- **WHAT THE EXERCISE ASKS**
The records below need retyping in full; give them again exactly.

- **RECORDS FOR THIS EXERCISE**
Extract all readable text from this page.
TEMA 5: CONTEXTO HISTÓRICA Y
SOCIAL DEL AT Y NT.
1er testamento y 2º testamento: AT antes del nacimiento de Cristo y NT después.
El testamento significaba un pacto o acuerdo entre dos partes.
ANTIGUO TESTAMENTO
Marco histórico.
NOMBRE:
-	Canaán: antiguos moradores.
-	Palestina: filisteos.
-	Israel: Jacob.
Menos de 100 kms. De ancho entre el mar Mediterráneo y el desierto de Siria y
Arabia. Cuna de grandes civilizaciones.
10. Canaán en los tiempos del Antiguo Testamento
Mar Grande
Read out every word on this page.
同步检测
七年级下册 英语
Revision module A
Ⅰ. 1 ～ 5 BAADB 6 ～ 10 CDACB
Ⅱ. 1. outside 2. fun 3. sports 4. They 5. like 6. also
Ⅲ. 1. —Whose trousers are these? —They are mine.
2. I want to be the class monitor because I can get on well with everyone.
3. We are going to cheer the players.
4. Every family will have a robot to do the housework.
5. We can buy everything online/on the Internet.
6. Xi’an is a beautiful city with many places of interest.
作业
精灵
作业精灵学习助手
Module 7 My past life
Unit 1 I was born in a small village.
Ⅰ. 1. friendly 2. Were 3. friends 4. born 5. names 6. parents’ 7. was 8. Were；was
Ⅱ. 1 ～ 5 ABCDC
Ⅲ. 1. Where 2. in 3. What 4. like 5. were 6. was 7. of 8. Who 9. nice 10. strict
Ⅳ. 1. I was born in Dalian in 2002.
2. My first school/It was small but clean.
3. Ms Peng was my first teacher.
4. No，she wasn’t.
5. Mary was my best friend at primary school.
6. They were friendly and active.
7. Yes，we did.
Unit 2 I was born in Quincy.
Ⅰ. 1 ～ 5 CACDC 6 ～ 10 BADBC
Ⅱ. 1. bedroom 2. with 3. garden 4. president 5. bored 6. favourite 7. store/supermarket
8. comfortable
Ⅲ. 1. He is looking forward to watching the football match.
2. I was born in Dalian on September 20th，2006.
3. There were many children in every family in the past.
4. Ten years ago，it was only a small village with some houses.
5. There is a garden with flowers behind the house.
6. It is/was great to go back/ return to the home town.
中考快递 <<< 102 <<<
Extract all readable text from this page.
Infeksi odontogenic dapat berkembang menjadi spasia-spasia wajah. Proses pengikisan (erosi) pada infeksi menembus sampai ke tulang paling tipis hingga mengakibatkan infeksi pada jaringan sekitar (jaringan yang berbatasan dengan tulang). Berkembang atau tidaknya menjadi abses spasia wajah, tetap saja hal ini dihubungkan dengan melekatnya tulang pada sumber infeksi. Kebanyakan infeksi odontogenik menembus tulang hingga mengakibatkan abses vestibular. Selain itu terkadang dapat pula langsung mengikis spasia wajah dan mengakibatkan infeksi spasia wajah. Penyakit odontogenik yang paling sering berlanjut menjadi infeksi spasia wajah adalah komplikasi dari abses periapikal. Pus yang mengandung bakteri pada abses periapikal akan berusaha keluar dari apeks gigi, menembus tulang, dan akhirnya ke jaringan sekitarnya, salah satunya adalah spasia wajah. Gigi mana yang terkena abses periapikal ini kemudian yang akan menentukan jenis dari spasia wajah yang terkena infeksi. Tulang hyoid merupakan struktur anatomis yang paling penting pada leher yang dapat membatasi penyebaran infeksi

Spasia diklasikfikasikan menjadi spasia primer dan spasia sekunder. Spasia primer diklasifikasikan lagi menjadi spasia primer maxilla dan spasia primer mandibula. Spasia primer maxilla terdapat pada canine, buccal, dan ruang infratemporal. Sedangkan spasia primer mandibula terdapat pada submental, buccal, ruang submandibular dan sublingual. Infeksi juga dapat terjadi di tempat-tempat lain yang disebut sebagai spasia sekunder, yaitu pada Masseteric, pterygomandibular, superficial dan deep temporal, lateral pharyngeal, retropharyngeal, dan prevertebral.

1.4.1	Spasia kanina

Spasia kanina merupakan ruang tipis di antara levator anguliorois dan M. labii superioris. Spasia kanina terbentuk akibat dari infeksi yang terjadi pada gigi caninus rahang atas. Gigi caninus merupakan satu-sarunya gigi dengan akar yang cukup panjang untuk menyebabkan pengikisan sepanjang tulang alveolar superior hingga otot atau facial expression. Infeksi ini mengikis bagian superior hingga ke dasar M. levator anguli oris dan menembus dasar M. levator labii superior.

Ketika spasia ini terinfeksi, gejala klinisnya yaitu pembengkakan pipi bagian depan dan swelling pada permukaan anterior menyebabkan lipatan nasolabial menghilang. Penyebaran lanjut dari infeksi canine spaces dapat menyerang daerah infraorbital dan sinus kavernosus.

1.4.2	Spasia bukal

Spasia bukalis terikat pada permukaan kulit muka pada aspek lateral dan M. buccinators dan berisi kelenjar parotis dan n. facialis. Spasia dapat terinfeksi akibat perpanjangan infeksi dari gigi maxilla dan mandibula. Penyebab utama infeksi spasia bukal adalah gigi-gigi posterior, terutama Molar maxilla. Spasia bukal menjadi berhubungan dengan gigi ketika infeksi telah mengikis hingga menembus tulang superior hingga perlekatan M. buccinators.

- **FULL ANSWER**
Extract all readable text from this page.
TEMA 5: CONTEXTO HISTÓRICA Y
SOCIAL DEL AT Y NT.
1er testamento y 2º testamento: AT antes del nacimiento de Cristo y NT después.
El testamento significaba un pacto o acuerdo entre dos partes.
ANTIGUO TESTAMENTO
Marco histórico.
NOMBRE:
-	Canaán: antiguos moradores.
-	Palestina: filisteos.
-	Israel: Jacob.
Menos de 100 kms. De ancho entre el mar Mediterráneo y el desierto de Siria y
Arabia. Cuna de grandes civilizaciones.
10. Canaán en los tiempos del Antiguo Testamento
Mar Grande
Read out every word on this page.
同步检测
七年级下册 英语
Revision module A
Ⅰ. 1 ～ 5 BAADB 6 ～ 10 CDACB
Ⅱ. 1. outside 2. fun 3. sports 4. They 5. like 6. also
Ⅲ. 1. —Whose trousers are these? —They are mine.
2. I want to be the class monitor because I can get on well with everyone.
3. We are going to cheer the players.
4. Every family will have a robot to do the housework.
5. We can buy everything online/on the Internet.
6. Xi’an is a beautiful city with many places of interest.
作业
精灵
作业精灵学习助手
Module 7 My past life
Unit 1 I was born in a small village.
Ⅰ. 1. friendly 2. Were 3. friends 4. born 5. names 6. parents’ 7. was 8. Were；was
Ⅱ. 1 ～ 5 ABCDC
Ⅲ. 1. Where 2. in 3. What 4. like 5. were 6. was 7. of 8. Who 9. nice 10. strict
Ⅳ. 1. I was born in Dalian in 2002.
2. My first school/It was small but clean.
3. Ms Peng was my first teacher.
4. No，she wasn’t.
5. Mary was my best friend at primary school.
6. They were friendly and active.
7. Yes，we did.
Unit 2 I was born in Quincy.
Ⅰ. 1 ～ 5 CACDC 6 ～ 10 BADBC
Ⅱ. 1. bedroom 2. with 3. garden 4. president 5. bored 6. favourite 7. store/supermarket
8. comfortable
Ⅲ. 1. He is looking forward to watching the football match.
2. I was born in Dalian on September 20th，2006.
3. There were many children in every family in the past.
4. Ten years ago，it was only a small village with some houses.
5. There is a garden with flowers behind the house.
6. It is/was great to go back/ return to the home town.
中考快递 <<< 102 <<<
Extract all readable text from this page.
Infeksi odontogenic dapat berkembang menjadi spasia-spasia wajah. Proses pengikisan (erosi) pada infeksi menembus sampai ke tulang paling tipis hingga mengakibatkan infeksi pada jaringan sekitar (jaringan yang berbatasan dengan tulang). Berkembang atau tidaknya menjadi abses spasia wajah, tetap saja hal ini dihubungkan dengan melekatnya tulang pada sumber infeksi. Kebanyakan infeksi odontogenik menembus tulang hingga mengakibatkan abses vestibular. Selain itu terkadang dapat pula langsung mengikis spasia wajah dan mengakibatkan infeksi spasia wajah. Penyakit odontogenik yang paling sering berlanjut menjadi infeksi spasia wajah adalah komplikasi dari abses periapikal. Pus yang mengandung bakteri pada abses periapikal akan berusaha keluar dari apeks gigi, menembus tulang, dan akhirnya ke jaringan sekitarnya, salah satunya adalah spasia wajah. Gigi mana yang terkena abses periapikal ini kemudian yang akan menentukan jenis dari spasia wajah yang terkena infeksi. Tulang hyoid merupakan struktur anatomis yang paling penting pada leher yang dapat membatasi penyebaran infeksi

Spasia diklasikfikasikan menjadi spasia primer dan spasia sekunder. Spasia primer diklasifikasikan lagi menjadi spasia primer maxilla dan spasia primer mandibula. Spasia primer maxilla terdapat pada canine, buccal, dan ruang infratemporal. Sedangkan spasia primer mandibula terdapat pada submental, buccal, ruang submandibular dan sublingual. Infeksi juga dapat terjadi di tempat-tempat lain yang disebut sebagai spasia sekunder, yaitu pada Masseteric, pterygomandibular, superficial dan deep temporal, lateral pharyngeal, retropharyngeal, dan prevertebral.

1.4.1	Spasia kanina

Spasia kanina merupakan ruang tipis di antara levator anguliorois dan M. labii superioris. Spasia kanina terbentuk akibat dari infeksi yang terjadi pada gigi caninus rahang atas. Gigi caninus merupakan satu-sarunya gigi dengan akar yang cukup panjang untuk menyebabkan pengikisan sepanjang tulang alveolar superior hingga otot atau facial expression. Infeksi ini mengikis bagian superior hingga ke dasar M. levator anguli oris dan menembus dasar M. levator labii superior.

Ketika spasia ini terinfeksi, gejala klinisnya yaitu pembengkakan pipi bagian depan dan swelling pada permukaan anterior menyebabkan lipatan nasolabial menghilang. Penyebaran lanjut dari infeksi canine spaces dapat menyerang daerah infraorbital dan sinus kavernosus.

1.4.2	Spasia bukal

Spasia bukalis terikat pada permukaan kulit muka pada aspek lateral dan M. buccinators dan berisi kelenjar parotis dan n. facialis. Spasia dapat terinfeksi akibat perpanjangan infeksi dari gigi maxilla dan mandibula. Penyebab utama infeksi spasia bukal adalah gigi-gigi posterior, terutama Molar maxilla. Spasia bukal menjadi berhubungan dengan gigi ketika infeksi telah mengikis hingga menembus tulang superior hingga perlekatan M. buccinators.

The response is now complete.